RECORDS FOR THIS EXERCISE:

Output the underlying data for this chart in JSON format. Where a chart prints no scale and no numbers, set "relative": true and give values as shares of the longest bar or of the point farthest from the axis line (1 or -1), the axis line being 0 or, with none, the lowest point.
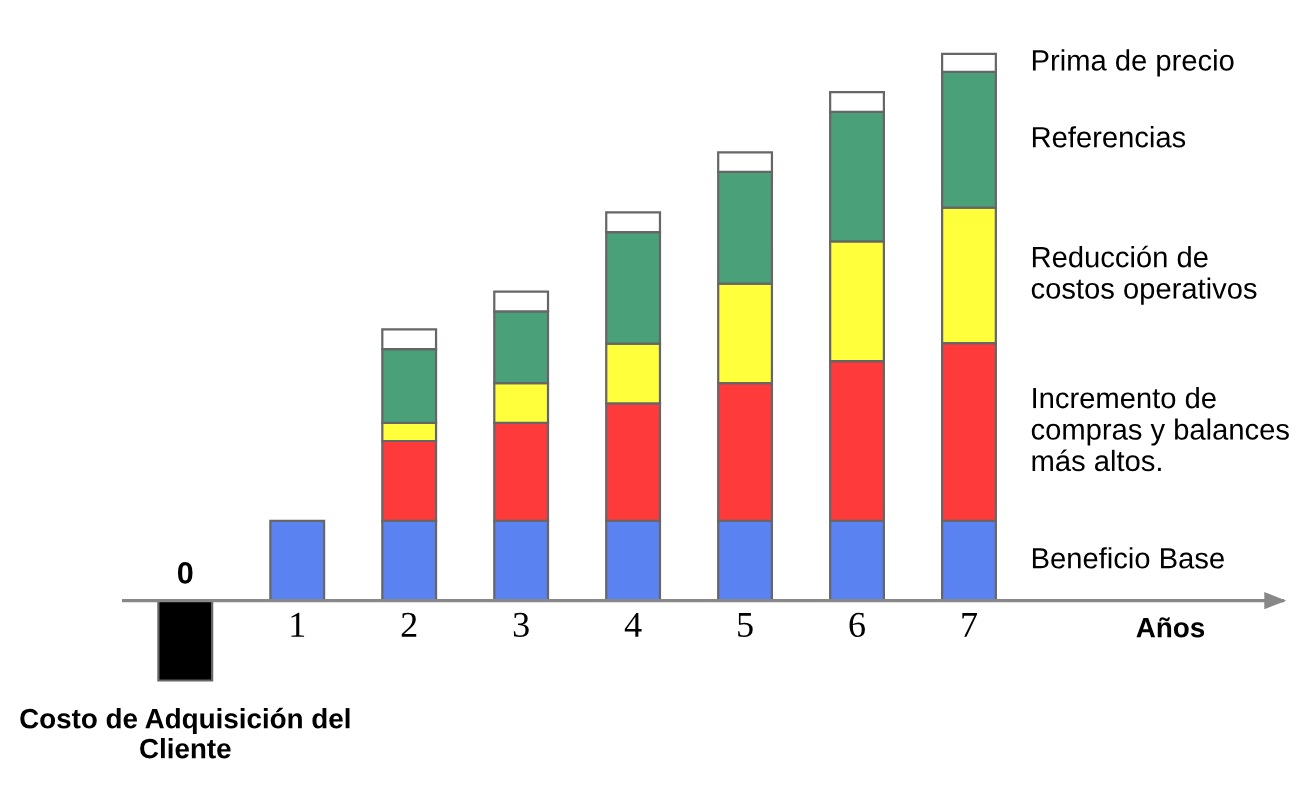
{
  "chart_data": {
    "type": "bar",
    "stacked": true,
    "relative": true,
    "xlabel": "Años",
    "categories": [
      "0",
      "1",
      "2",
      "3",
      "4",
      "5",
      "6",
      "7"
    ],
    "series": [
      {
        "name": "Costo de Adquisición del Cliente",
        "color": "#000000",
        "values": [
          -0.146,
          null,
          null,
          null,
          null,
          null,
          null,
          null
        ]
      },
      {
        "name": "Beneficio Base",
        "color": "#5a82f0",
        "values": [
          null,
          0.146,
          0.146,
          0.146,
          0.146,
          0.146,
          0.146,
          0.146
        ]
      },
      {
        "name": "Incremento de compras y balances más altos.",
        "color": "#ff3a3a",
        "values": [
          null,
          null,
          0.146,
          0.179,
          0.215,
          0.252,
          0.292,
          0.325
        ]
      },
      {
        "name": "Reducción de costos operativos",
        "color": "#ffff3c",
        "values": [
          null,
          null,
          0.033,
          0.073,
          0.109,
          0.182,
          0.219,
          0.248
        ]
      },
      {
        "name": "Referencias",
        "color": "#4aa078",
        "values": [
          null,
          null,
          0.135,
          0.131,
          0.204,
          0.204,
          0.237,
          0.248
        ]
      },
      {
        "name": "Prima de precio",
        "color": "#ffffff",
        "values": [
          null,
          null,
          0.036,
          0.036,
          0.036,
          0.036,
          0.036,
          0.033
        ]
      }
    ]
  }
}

BRIEF:
Leave every image out, and retype the material exactly.

EXERCISE SOLUTION:
Output the underlying data for this chart in JSON format. Where a chart prints no scale and no numbers, set "relative": true and give values as shares of the longest bar or of the point farthest from the axis line (1 or -1), the axis line being 0 or, with none, the lowest point.
{
  "chart_data": {
    "type": "bar",
    "stacked": true,
    "relative": true,
    "xlabel": "Años",
    "categories": [
      "0",
      "1",
      "2",
      "3",
      "4",
      "5",
      "6",
      "7"
    ],
    "series": [
      {
        "name": "Costo de Adquisición del Cliente",
        "color": "#000000",
        "values": [
          -0.146,
          null,
          null,
          null,
          null,
          null,
          null,
          null
        ]
      },
      {
        "name": "Beneficio Base",
        "color": "#5a82f0",
        "values": [
          null,
          0.146,
          0.146,
          0.146,
          0.146,
          0.146,
          0.146,
          0.146
        ]
      },
      {
        "name": "Incremento de compras y balances más altos.",
        "color": "#ff3a3a",
        "values": [
          null,
          null,
          0.146,
          0.179,
          0.215,
          0.252,
          0.292,
          0.325
        ]
      },
      {
        "name": "Reducción de costos operativos",
        "color": "#ffff3c",
        "values": [
          null,
          null,
          0.033,
          0.073,
          0.109,
          0.182,
          0.219,
          0.248
        ]
      },
      {
        "name": "Referencias",
        "color": "#4aa078",
        "values": [
          null,
          null,
          0.135,
          0.131,
          0.204,
          0.204,
          0.237,
          0.248
        ]
      },
      {
        "name": "Prima de precio",
        "color": "#ffffff",
        "values": [
          null,
          null,
          0.036,
          0.036,
          0.036,
          0.036,
          0.036,
          0.033
        ]
      }
    ]
  }
}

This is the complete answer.